── LISTED ENTRIES

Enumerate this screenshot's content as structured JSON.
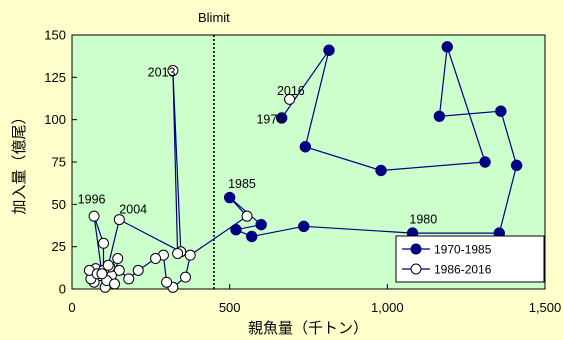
{
  "chart_data": {
    "type": "scatter",
    "title": "",
    "xlabel": "親魚量（千トン）",
    "ylabel": "加入量（億尾）",
    "xlim": [
      0,
      1500
    ],
    "ylim": [
      0,
      150
    ],
    "xticks": [
      0,
      500,
      1000,
      1500
    ],
    "xtick_labels": [
      "0",
      "500",
      "1,000",
      "1,500"
    ],
    "yticks": [
      0,
      25,
      50,
      75,
      100,
      125,
      150
    ],
    "ytick_labels": [
      "0",
      "25",
      "50",
      "75",
      "100",
      "125",
      "150"
    ],
    "grid": false,
    "plot_background": "#ccffcc",
    "page_background": "#ffffcc",
    "legend_position": "bottom-right",
    "reference_line": {
      "label": "Blimit",
      "x": 450,
      "style": "dotted"
    },
    "annotations": [
      {
        "text": "2013",
        "x": 240,
        "y": 128
      },
      {
        "text": "2016",
        "x": 650,
        "y": 117
      },
      {
        "text": "1970",
        "x": 585,
        "y": 100
      },
      {
        "text": "1985",
        "x": 495,
        "y": 62
      },
      {
        "text": "1996",
        "x": 18,
        "y": 53
      },
      {
        "text": "2004",
        "x": 150,
        "y": 47
      },
      {
        "text": "1980",
        "x": 1070,
        "y": 41
      }
    ],
    "series": [
      {
        "name": "1970-1985",
        "marker": "filled-circle",
        "color": "#000080",
        "points": [
          {
            "x": 665,
            "y": 101
          },
          {
            "x": 815,
            "y": 141
          },
          {
            "x": 740,
            "y": 84
          },
          {
            "x": 980,
            "y": 70
          },
          {
            "x": 1310,
            "y": 75
          },
          {
            "x": 1190,
            "y": 143
          },
          {
            "x": 1165,
            "y": 102
          },
          {
            "x": 1360,
            "y": 105
          },
          {
            "x": 1410,
            "y": 73
          },
          {
            "x": 1355,
            "y": 33
          },
          {
            "x": 1080,
            "y": 33
          },
          {
            "x": 735,
            "y": 37
          },
          {
            "x": 570,
            "y": 31
          },
          {
            "x": 520,
            "y": 35
          },
          {
            "x": 600,
            "y": 38
          },
          {
            "x": 500,
            "y": 54
          }
        ]
      },
      {
        "name": "1986-2016",
        "marker": "open-circle",
        "color": "#000000",
        "points": [
          {
            "x": 555,
            "y": 43
          },
          {
            "x": 375,
            "y": 20
          },
          {
            "x": 360,
            "y": 7
          },
          {
            "x": 320,
            "y": 1
          },
          {
            "x": 300,
            "y": 4
          },
          {
            "x": 290,
            "y": 20
          },
          {
            "x": 265,
            "y": 18
          },
          {
            "x": 210,
            "y": 11
          },
          {
            "x": 180,
            "y": 6
          },
          {
            "x": 150,
            "y": 11
          },
          {
            "x": 125,
            "y": 8
          },
          {
            "x": 90,
            "y": 8
          },
          {
            "x": 70,
            "y": 4
          },
          {
            "x": 60,
            "y": 6
          },
          {
            "x": 75,
            "y": 12
          },
          {
            "x": 55,
            "y": 11
          },
          {
            "x": 80,
            "y": 9
          },
          {
            "x": 105,
            "y": 1
          },
          {
            "x": 110,
            "y": 5
          },
          {
            "x": 120,
            "y": 13
          },
          {
            "x": 145,
            "y": 18
          },
          {
            "x": 135,
            "y": 3
          },
          {
            "x": 100,
            "y": 11
          },
          {
            "x": 100,
            "y": 27
          },
          {
            "x": 70,
            "y": 43
          },
          {
            "x": 95,
            "y": 9
          },
          {
            "x": 115,
            "y": 14
          },
          {
            "x": 150,
            "y": 41
          },
          {
            "x": 345,
            "y": 22
          },
          {
            "x": 320,
            "y": 129
          },
          {
            "x": 335,
            "y": 21
          }
        ],
        "label_points": [
          {
            "x": 690,
            "y": 112
          }
        ]
      }
    ]
  }
}
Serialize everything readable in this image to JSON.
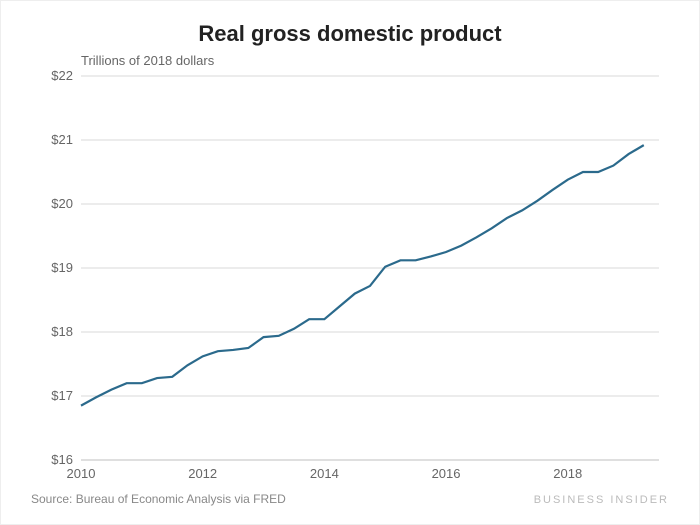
{
  "chart": {
    "type": "line",
    "title": "Real gross domestic product",
    "subtitle": "Trillions of 2018 dollars",
    "source_label": "Source: Bureau of Economic Analysis via FRED",
    "brand": "BUSINESS INSIDER",
    "background_color": "#ffffff",
    "grid_color": "#d9d9d9",
    "baseline_color": "#bfbfbf",
    "line_color": "#2b6a8c",
    "line_width": 2.2,
    "title_fontsize": 22,
    "title_color": "#222222",
    "subtitle_fontsize": 13,
    "subtitle_color": "#666666",
    "tick_fontsize": 13,
    "tick_color": "#666666",
    "xlim": [
      2010,
      2019.5
    ],
    "ylim": [
      16,
      22
    ],
    "y_ticks": [
      16,
      17,
      18,
      19,
      20,
      21,
      22
    ],
    "y_tick_labels": [
      "$16",
      "$17",
      "$18",
      "$19",
      "$20",
      "$21",
      "$22"
    ],
    "x_ticks": [
      2010,
      2012,
      2014,
      2016,
      2018
    ],
    "x_tick_labels": [
      "2010",
      "2012",
      "2014",
      "2016",
      "2018"
    ],
    "series": {
      "x": [
        2010.0,
        2010.25,
        2010.5,
        2010.75,
        2011.0,
        2011.25,
        2011.5,
        2011.75,
        2012.0,
        2012.25,
        2012.5,
        2012.75,
        2013.0,
        2013.25,
        2013.5,
        2013.75,
        2014.0,
        2014.25,
        2014.5,
        2014.75,
        2015.0,
        2015.25,
        2015.5,
        2015.75,
        2016.0,
        2016.25,
        2016.5,
        2016.75,
        2017.0,
        2017.25,
        2017.5,
        2017.75,
        2018.0,
        2018.25,
        2018.5,
        2018.75,
        2019.0,
        2019.25
      ],
      "y": [
        16.85,
        16.98,
        17.1,
        17.2,
        17.2,
        17.28,
        17.3,
        17.48,
        17.62,
        17.7,
        17.72,
        17.75,
        17.92,
        17.94,
        18.05,
        18.2,
        18.2,
        18.4,
        18.6,
        18.72,
        19.02,
        19.12,
        19.12,
        19.18,
        19.25,
        19.35,
        19.48,
        19.62,
        19.78,
        19.9,
        20.05,
        20.22,
        20.38,
        20.5,
        20.5,
        20.6,
        20.78,
        20.92
      ]
    }
  }
}
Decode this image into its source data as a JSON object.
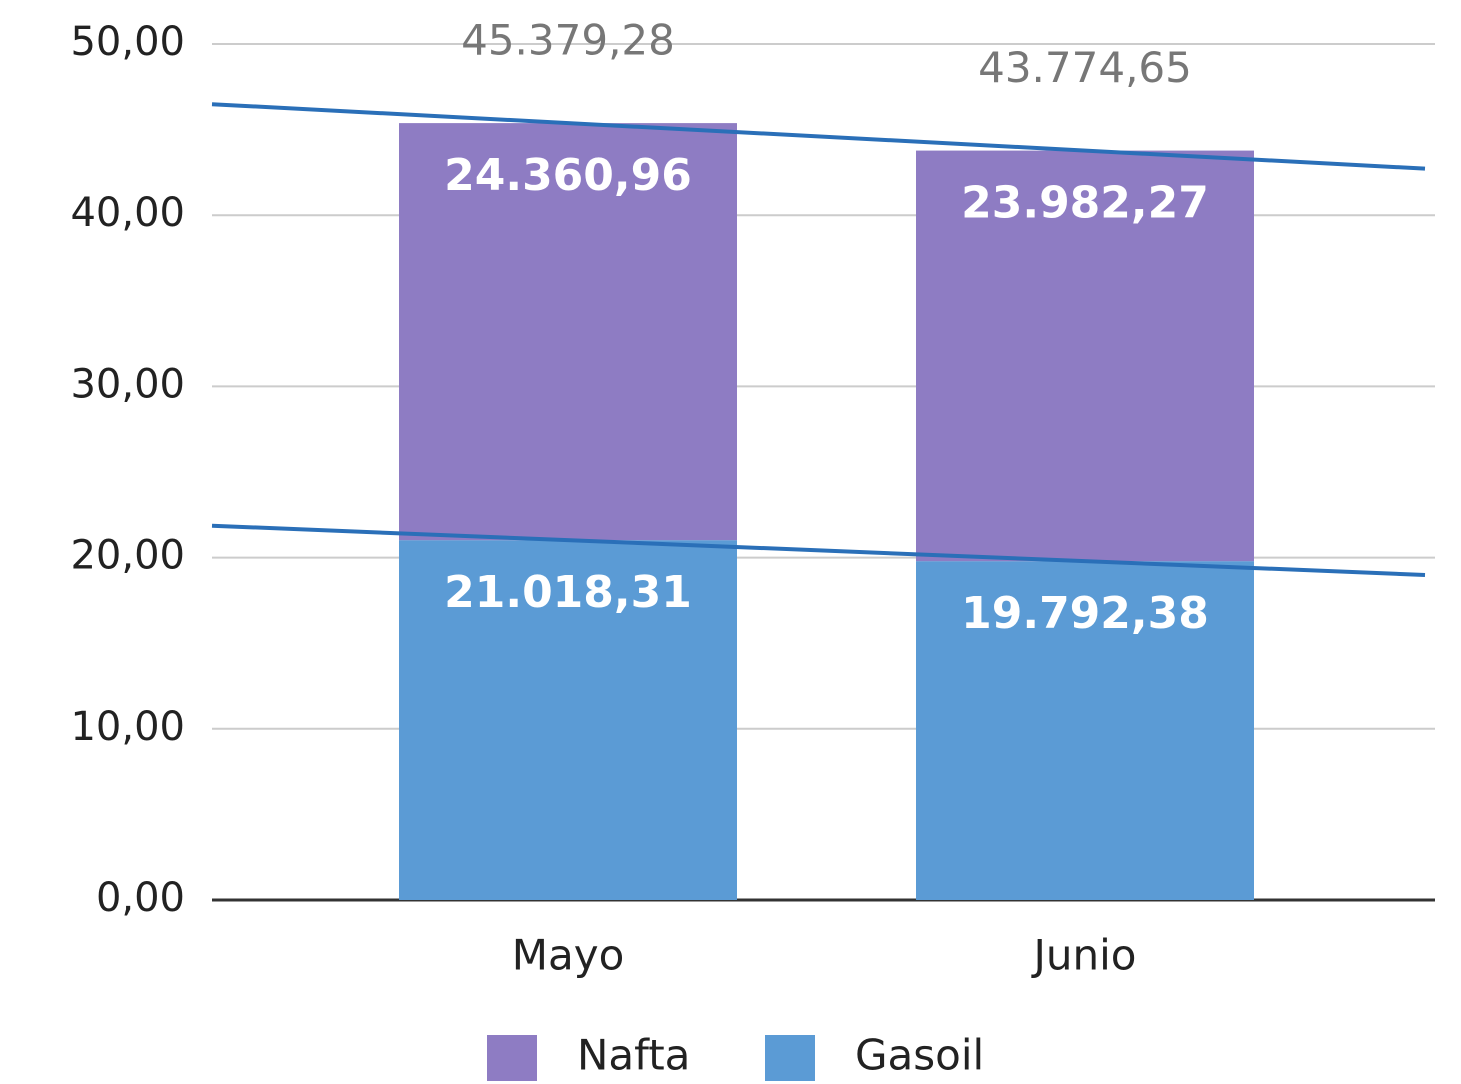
{
  "chart_data": {
    "type": "stacked_bar",
    "categories": [
      "Mayo",
      "Junio"
    ],
    "series": [
      {
        "name": "Gasoil",
        "color": "#5b9bd5",
        "values": [
          21.01831,
          19.79238
        ],
        "value_labels": [
          "21.018,31",
          "19.792,38"
        ]
      },
      {
        "name": "Nafta",
        "color": "#8e7cc3",
        "values": [
          24.36096,
          23.98227
        ],
        "value_labels": [
          "24.360,96",
          "23.982,27"
        ]
      }
    ],
    "totals": [
      45.37928,
      43.77465
    ],
    "total_labels": [
      "45.379,28",
      "43.774,65"
    ],
    "trendline": true,
    "trendline_color": "#2a6fb8",
    "ylim": [
      0,
      50
    ],
    "yticks": [
      {
        "value": 0,
        "label": "0,00"
      },
      {
        "value": 10,
        "label": "10,00"
      },
      {
        "value": 20,
        "label": "20,00"
      },
      {
        "value": 30,
        "label": "30,00"
      },
      {
        "value": 40,
        "label": "40,00"
      },
      {
        "value": 50,
        "label": "50,00"
      }
    ],
    "grid": true,
    "legend": "bottom"
  }
}
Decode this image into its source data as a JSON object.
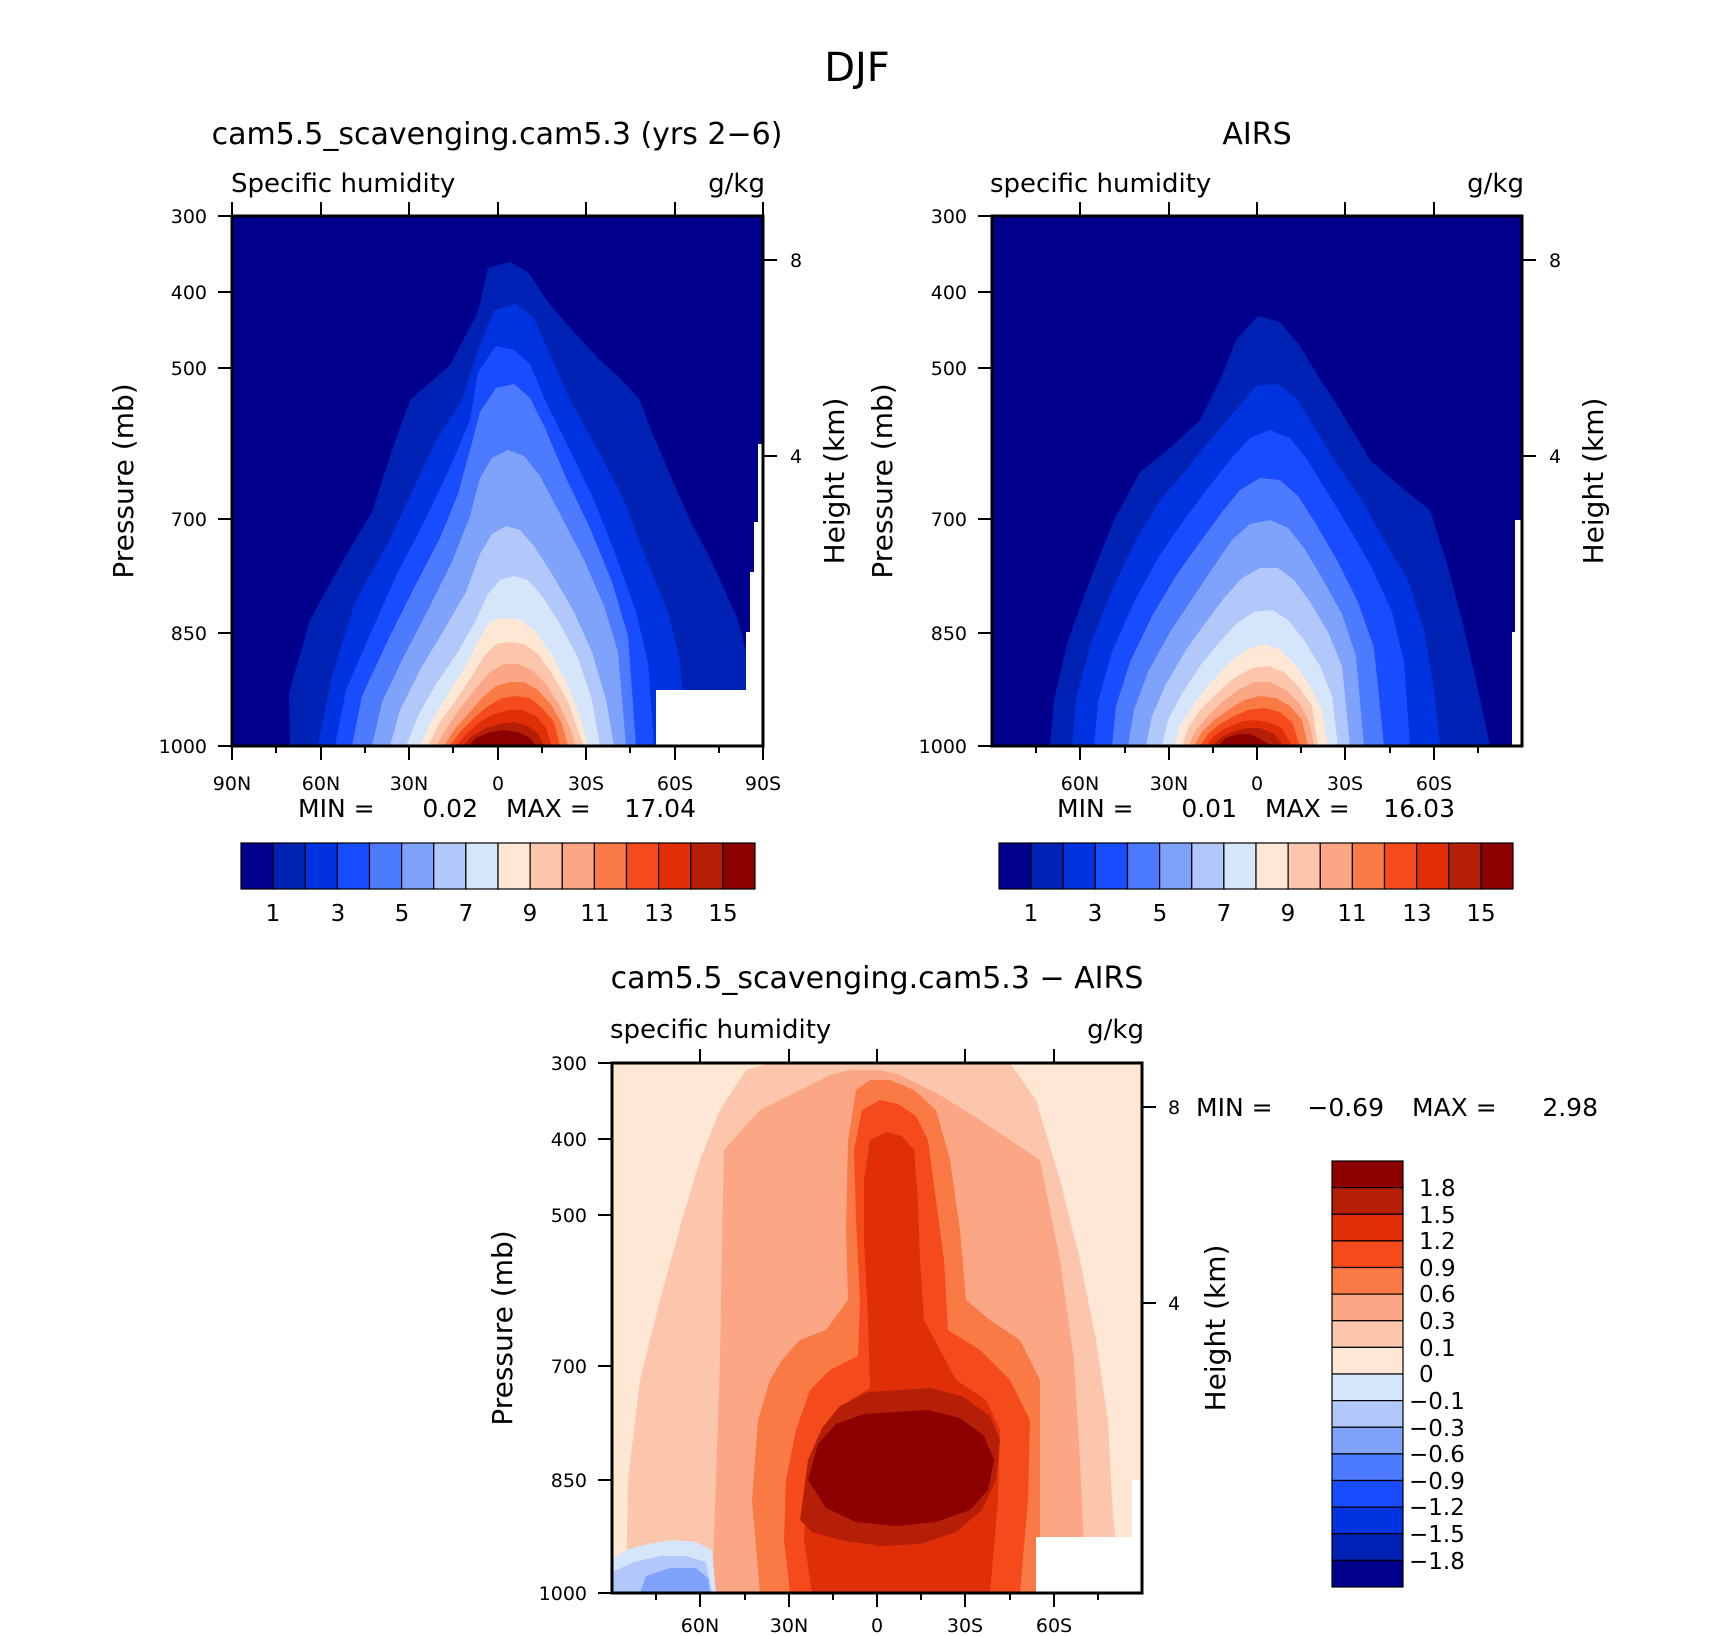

────

Copy each line of the entries that includes the word "bottom".

(RESULT FOR THIS TASK):
    "legend_position": "bottom-right",
    "legend": "bottom"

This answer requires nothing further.